**YOUR INSTRUCTIONS:**
Only lines containing "with" are wanted from the data below. Copy those lines.

**SOURCE DATA:**
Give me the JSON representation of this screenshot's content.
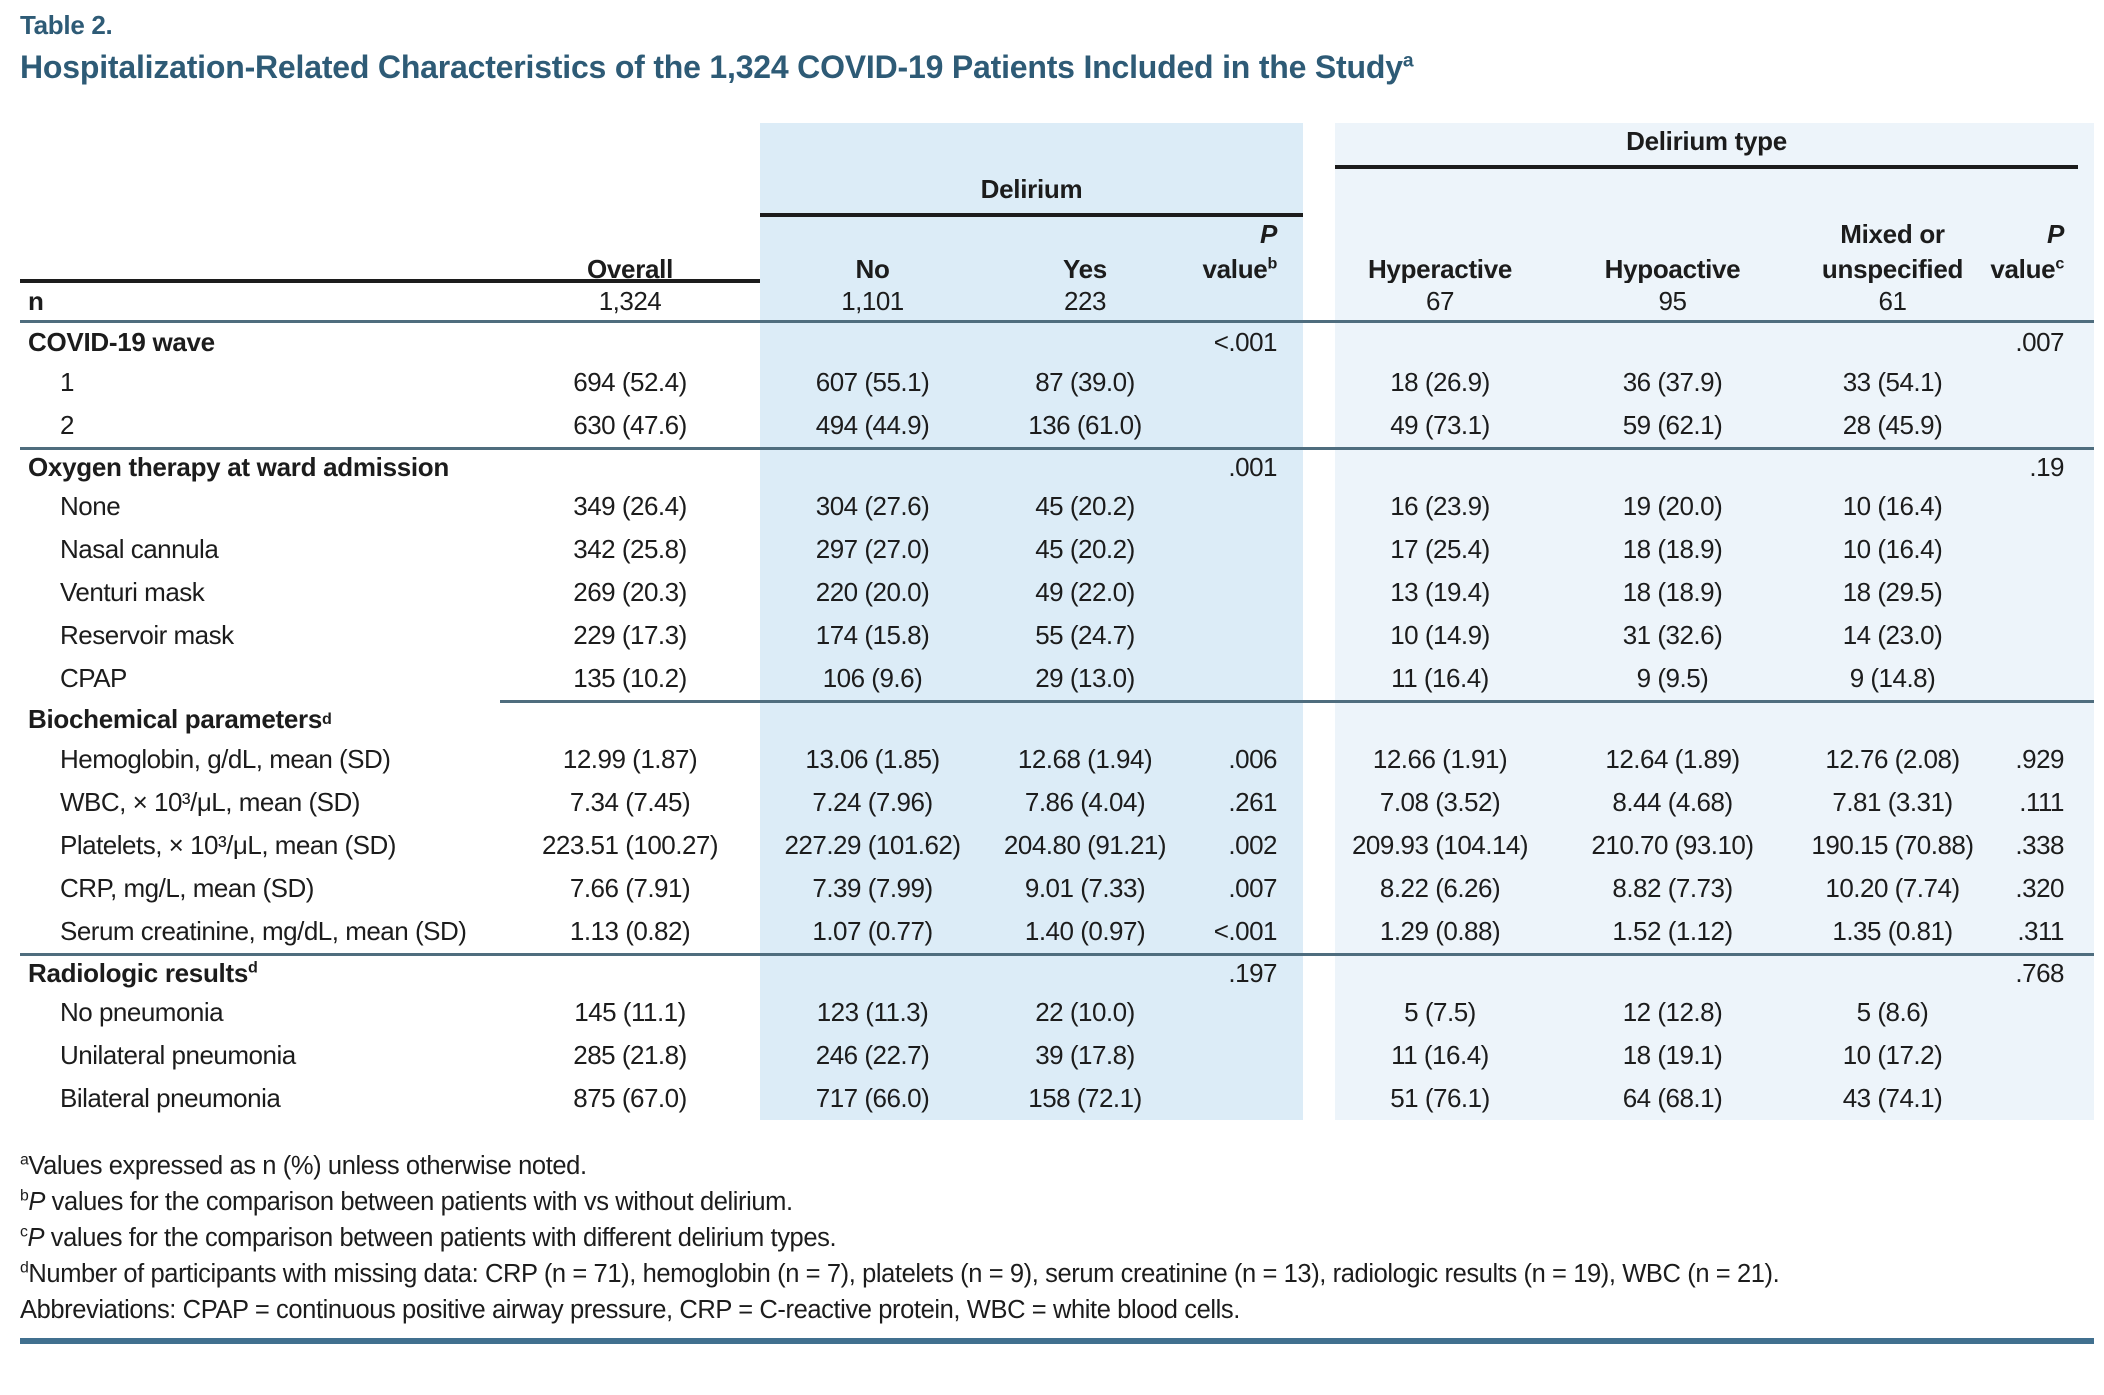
{
  "page": {
    "table_label": "Table 2.",
    "title": "Hospitalization-Related Characteristics of the 1,324 COVID-19 Patients Included in the Study",
    "title_sup": "a"
  },
  "colors": {
    "accent": "#2E5B76",
    "delirium_band": "#DCECF7",
    "delirium_type_band": "#EDF4FA",
    "section_rule": "#4F6D7E",
    "header_rule": "#1C1C1C",
    "bottom_rule": "#41708F"
  },
  "header": {
    "spanners": {
      "delirium": "Delirium",
      "delirium_type": "Delirium type"
    },
    "columns": {
      "overall": "Overall",
      "no": "No",
      "yes": "Yes",
      "pvalue_b": {
        "p": "P",
        "text": " value",
        "sup": "b"
      },
      "hyperactive": "Hyperactive",
      "hypoactive": "Hypoactive",
      "mixed_line1": "Mixed or",
      "mixed_line2": "unspecified",
      "pvalue_c": {
        "p": "P",
        "text": "value",
        "sup": "c"
      }
    }
  },
  "table": {
    "rows": [
      {
        "kind": "n",
        "label": "n",
        "sup": "",
        "topline": "none",
        "cells": [
          "1,324",
          "1,101",
          "223",
          "",
          "67",
          "95",
          "61",
          ""
        ]
      },
      {
        "kind": "group",
        "label": "COVID-19 wave",
        "sup": "",
        "topline": "none",
        "cells": [
          "",
          "",
          "",
          "<.001",
          "",
          "",
          "",
          ".007"
        ]
      },
      {
        "kind": "item",
        "label": "1",
        "sup": "",
        "topline": "none",
        "cells": [
          "694 (52.4)",
          "607 (55.1)",
          "87 (39.0)",
          "",
          "18 (26.9)",
          "36 (37.9)",
          "33 (54.1)",
          ""
        ]
      },
      {
        "kind": "item",
        "label": "2",
        "sup": "",
        "topline": "none",
        "cells": [
          "630 (47.6)",
          "494 (44.9)",
          "136 (61.0)",
          "",
          "49 (73.1)",
          "59 (62.1)",
          "28 (45.9)",
          ""
        ]
      },
      {
        "kind": "group",
        "label": "Oxygen therapy at ward admission",
        "sup": "",
        "topline": "full",
        "cells": [
          "",
          "",
          "",
          ".001",
          "",
          "",
          "",
          ".19"
        ]
      },
      {
        "kind": "item",
        "label": "None",
        "sup": "",
        "topline": "none",
        "cells": [
          "349 (26.4)",
          "304 (27.6)",
          "45 (20.2)",
          "",
          "16 (23.9)",
          "19 (20.0)",
          "10 (16.4)",
          ""
        ]
      },
      {
        "kind": "item",
        "label": "Nasal cannula",
        "sup": "",
        "topline": "none",
        "cells": [
          "342 (25.8)",
          "297 (27.0)",
          "45 (20.2)",
          "",
          "17 (25.4)",
          "18 (18.9)",
          "10 (16.4)",
          ""
        ]
      },
      {
        "kind": "item",
        "label": "Venturi mask",
        "sup": "",
        "topline": "none",
        "cells": [
          "269 (20.3)",
          "220 (20.0)",
          "49 (22.0)",
          "",
          "13 (19.4)",
          "18 (18.9)",
          "18 (29.5)",
          ""
        ]
      },
      {
        "kind": "item",
        "label": "Reservoir mask",
        "sup": "",
        "topline": "none",
        "cells": [
          "229 (17.3)",
          "174 (15.8)",
          "55 (24.7)",
          "",
          "10 (14.9)",
          "31 (32.6)",
          "14 (23.0)",
          ""
        ]
      },
      {
        "kind": "item",
        "label": "CPAP",
        "sup": "",
        "topline": "none",
        "cells": [
          "135 (10.2)",
          "106 (9.6)",
          "29 (13.0)",
          "",
          "11 (16.4)",
          "9 (9.5)",
          "9 (14.8)",
          ""
        ]
      },
      {
        "kind": "group",
        "label": "Biochemical parameters",
        "sup": "d",
        "topline": "partial",
        "cells": [
          "",
          "",
          "",
          "",
          "",
          "",
          "",
          ""
        ]
      },
      {
        "kind": "item",
        "label": "Hemoglobin, g/dL, mean (SD)",
        "sup": "",
        "topline": "none",
        "cells": [
          "12.99 (1.87)",
          "13.06 (1.85)",
          "12.68 (1.94)",
          ".006",
          "12.66 (1.91)",
          "12.64 (1.89)",
          "12.76 (2.08)",
          ".929"
        ]
      },
      {
        "kind": "item",
        "label": "WBC, × 10³/μL, mean (SD)",
        "sup": "",
        "topline": "none",
        "cells": [
          "7.34 (7.45)",
          "7.24 (7.96)",
          "7.86 (4.04)",
          ".261",
          "7.08 (3.52)",
          "8.44 (4.68)",
          "7.81 (3.31)",
          ".111"
        ]
      },
      {
        "kind": "item",
        "label": "Platelets, × 10³/μL, mean (SD)",
        "sup": "",
        "topline": "none",
        "cells": [
          "223.51 (100.27)",
          "227.29 (101.62)",
          "204.80 (91.21)",
          ".002",
          "209.93 (104.14)",
          "210.70 (93.10)",
          "190.15 (70.88)",
          ".338"
        ]
      },
      {
        "kind": "item",
        "label": "CRP, mg/L, mean (SD)",
        "sup": "",
        "topline": "none",
        "cells": [
          "7.66 (7.91)",
          "7.39 (7.99)",
          "9.01 (7.33)",
          ".007",
          "8.22 (6.26)",
          "8.82 (7.73)",
          "10.20 (7.74)",
          ".320"
        ]
      },
      {
        "kind": "item",
        "label": "Serum creatinine, mg/dL, mean (SD)",
        "sup": "",
        "topline": "none",
        "cells": [
          "1.13 (0.82)",
          "1.07 (0.77)",
          "1.40 (0.97)",
          "<.001",
          "1.29 (0.88)",
          "1.52 (1.12)",
          "1.35 (0.81)",
          ".311"
        ]
      },
      {
        "kind": "group",
        "label": "Radiologic results",
        "sup": "d",
        "topline": "full",
        "cells": [
          "",
          "",
          "",
          ".197",
          "",
          "",
          "",
          ".768"
        ]
      },
      {
        "kind": "item",
        "label": "No pneumonia",
        "sup": "",
        "topline": "none",
        "cells": [
          "145 (11.1)",
          "123 (11.3)",
          "22 (10.0)",
          "",
          "5 (7.5)",
          "12 (12.8)",
          "5 (8.6)",
          ""
        ]
      },
      {
        "kind": "item",
        "label": "Unilateral pneumonia",
        "sup": "",
        "topline": "none",
        "cells": [
          "285 (21.8)",
          "246 (22.7)",
          "39 (17.8)",
          "",
          "11 (16.4)",
          "18 (19.1)",
          "10 (17.2)",
          ""
        ]
      },
      {
        "kind": "item",
        "label": "Bilateral pneumonia",
        "sup": "",
        "topline": "none",
        "cells": [
          "875 (67.0)",
          "717 (66.0)",
          "158 (72.1)",
          "",
          "51 (76.1)",
          "64 (68.1)",
          "43 (74.1)",
          ""
        ]
      }
    ]
  },
  "footnotes": [
    {
      "sup": "a",
      "italic": "",
      "text": "Values expressed as n (%) unless otherwise noted."
    },
    {
      "sup": "b",
      "italic": "P",
      "text": " values for the comparison between patients with vs without delirium."
    },
    {
      "sup": "c",
      "italic": "P",
      "text": " values for the comparison between patients with different delirium types."
    },
    {
      "sup": "d",
      "italic": "",
      "text": "Number of participants with missing data: CRP (n = 71), hemoglobin (n = 7), platelets (n = 9), serum creatinine (n = 13), radiologic results (n = 19), WBC (n = 21)."
    },
    {
      "sup": "",
      "italic": "",
      "text": "Abbreviations: CPAP = continuous positive airway pressure, CRP = C-reactive protein, WBC = white blood cells."
    }
  ]
}
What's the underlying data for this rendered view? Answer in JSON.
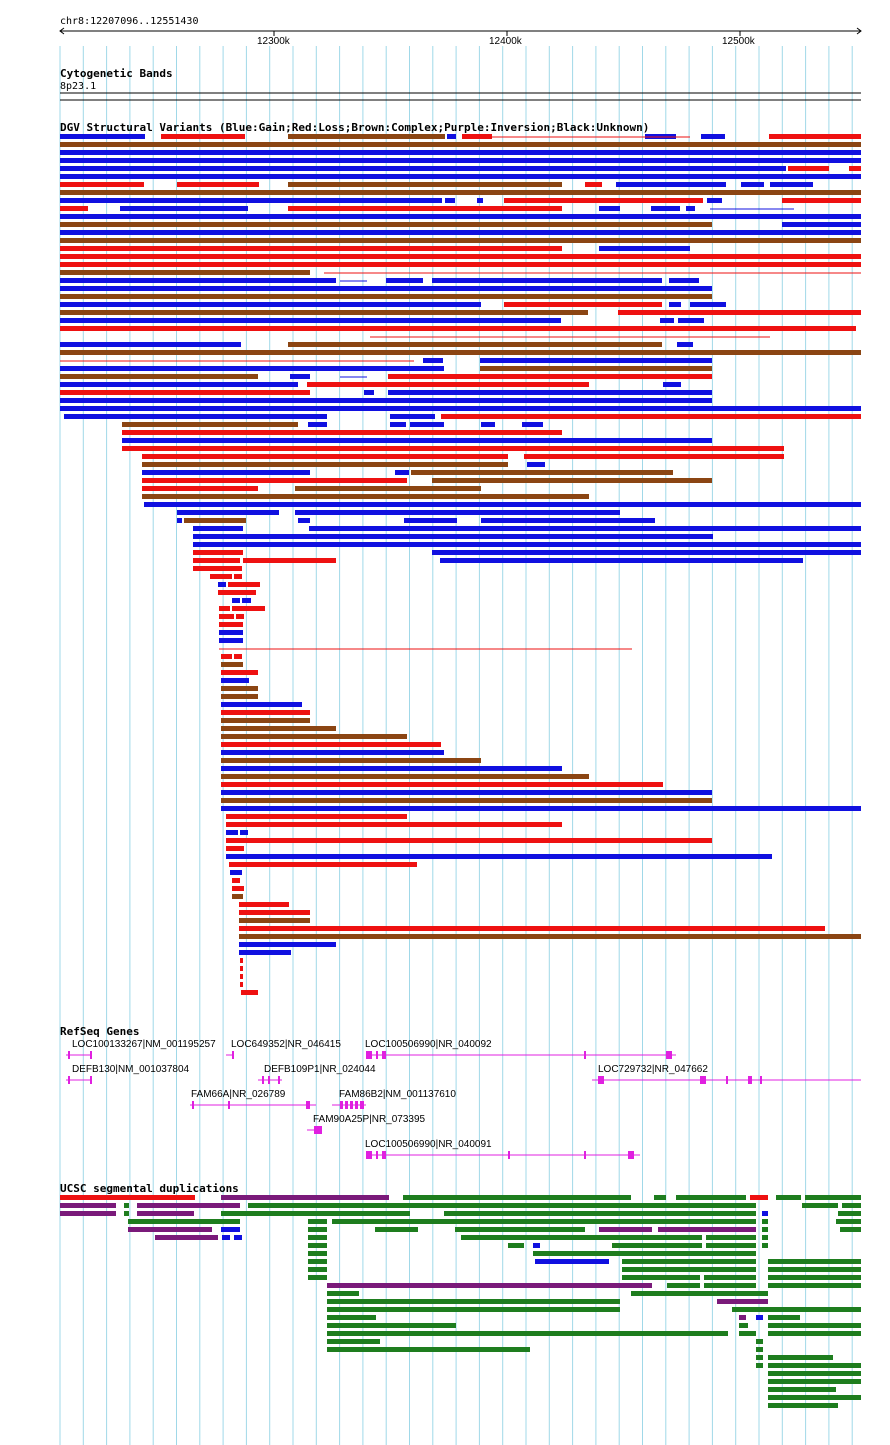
{
  "region": {
    "label": "chr8:12207096..12551430"
  },
  "ruler": {
    "ticks": [
      "12300k",
      "12400k",
      "12500k"
    ]
  },
  "tracks": {
    "cytoband": {
      "title": "Cytogenetic Bands",
      "band": "8p23.1"
    },
    "dgv": {
      "title": "DGV Structural Variants (Blue:Gain;Red:Loss;Brown:Complex;Purple:Inversion;Black:Unknown)"
    },
    "refseq": {
      "title": "RefSeq Genes",
      "genes": [
        "LOC100133267|NM_001195257",
        "LOC649352|NR_046415",
        "LOC100506990|NR_040092",
        "DEFB130|NM_001037804",
        "DEFB109P1|NR_024044",
        "LOC729732|NR_047662",
        "FAM66A|NR_026789",
        "FAM86B2|NM_001137610",
        "FAM90A25P|NR_073395",
        "LOC100506990|NR_040091"
      ]
    },
    "segdup": {
      "title": "UCSC segmental duplications"
    }
  },
  "colors": {
    "gain": "#1010e0",
    "loss": "#ee1111",
    "complex": "#8b4513",
    "gene": "#e020e0",
    "segdup_green": "#1e7d1e",
    "segdup_purple": "#7a1a7a",
    "segdup_red": "#ee1111",
    "segdup_blue": "#1010e0",
    "grid": "#a0d8e8"
  }
}
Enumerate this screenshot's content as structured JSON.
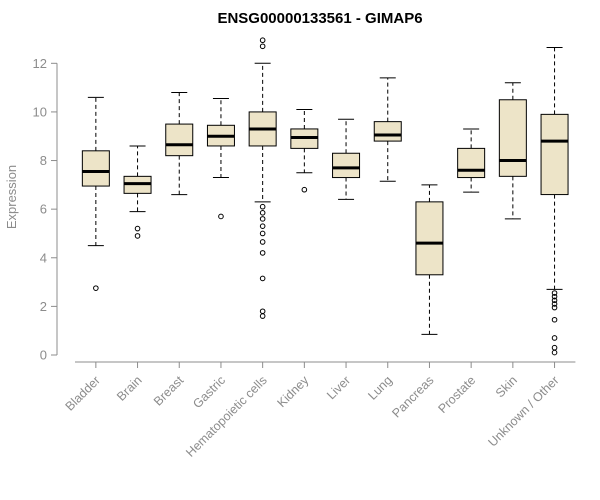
{
  "chart_data": {
    "type": "boxplot",
    "title": "ENSG00000133561 - GIMAP6",
    "ylabel": "Expression",
    "ylim": [
      0,
      13
    ],
    "yticks": [
      0,
      2,
      4,
      6,
      8,
      10,
      12
    ],
    "grid": false,
    "legend": "none",
    "box_fill": "#ede4c8",
    "axis_color": "#8c8c8c",
    "categories": [
      "Bladder",
      "Brain",
      "Breast",
      "Gastric",
      "Hematopoietic cells",
      "Kidney",
      "Liver",
      "Lung",
      "Pancreas",
      "Prostate",
      "Skin",
      "Unknown / Other"
    ],
    "series": [
      {
        "name": "Bladder",
        "low": 4.5,
        "q1": 6.95,
        "median": 7.55,
        "q3": 8.4,
        "high": 10.6,
        "outliers": [
          2.75
        ]
      },
      {
        "name": "Brain",
        "low": 5.9,
        "q1": 6.65,
        "median": 7.05,
        "q3": 7.35,
        "high": 8.6,
        "outliers": [
          5.2,
          4.9
        ]
      },
      {
        "name": "Breast",
        "low": 6.6,
        "q1": 8.2,
        "median": 8.65,
        "q3": 9.5,
        "high": 10.8,
        "outliers": []
      },
      {
        "name": "Gastric",
        "low": 7.3,
        "q1": 8.6,
        "median": 9.0,
        "q3": 9.45,
        "high": 10.55,
        "outliers": [
          5.7
        ]
      },
      {
        "name": "Hematopoietic cells",
        "low": 6.3,
        "q1": 8.6,
        "median": 9.3,
        "q3": 10.0,
        "high": 12.0,
        "outliers": [
          12.95,
          12.7,
          6.1,
          5.85,
          5.6,
          5.3,
          5.0,
          4.65,
          4.2,
          3.15,
          1.8,
          1.6
        ]
      },
      {
        "name": "Kidney",
        "low": 7.5,
        "q1": 8.5,
        "median": 8.95,
        "q3": 9.3,
        "high": 10.1,
        "outliers": [
          6.8
        ]
      },
      {
        "name": "Liver",
        "low": 6.4,
        "q1": 7.3,
        "median": 7.7,
        "q3": 8.3,
        "high": 9.7,
        "outliers": []
      },
      {
        "name": "Lung",
        "low": 7.15,
        "q1": 8.8,
        "median": 9.05,
        "q3": 9.6,
        "high": 11.4,
        "outliers": []
      },
      {
        "name": "Pancreas",
        "low": 0.85,
        "q1": 3.3,
        "median": 4.6,
        "q3": 6.3,
        "high": 7.0,
        "outliers": []
      },
      {
        "name": "Prostate",
        "low": 6.7,
        "q1": 7.3,
        "median": 7.6,
        "q3": 8.5,
        "high": 9.3,
        "outliers": []
      },
      {
        "name": "Skin",
        "low": 5.6,
        "q1": 7.35,
        "median": 8.0,
        "q3": 10.5,
        "high": 11.2,
        "outliers": []
      },
      {
        "name": "Unknown / Other",
        "low": 2.7,
        "q1": 6.6,
        "median": 8.8,
        "q3": 9.9,
        "high": 12.65,
        "outliers": [
          2.55,
          2.4,
          2.25,
          2.1,
          1.95,
          1.45,
          0.7,
          0.3,
          0.1
        ]
      }
    ]
  }
}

**RESPONSE TO THE EXERCISE:**
      "text": " values for the comparison between patients with vs without delirium."
      "text": " values for the comparison between patients with different delirium types."
      "text": "Number of participants with missing data: CRP (n = 71), hemoglobin (n = 7), platelets (n = 9), serum creatinine (n = 13), radiologic results (n = 19), WBC (n = 21)."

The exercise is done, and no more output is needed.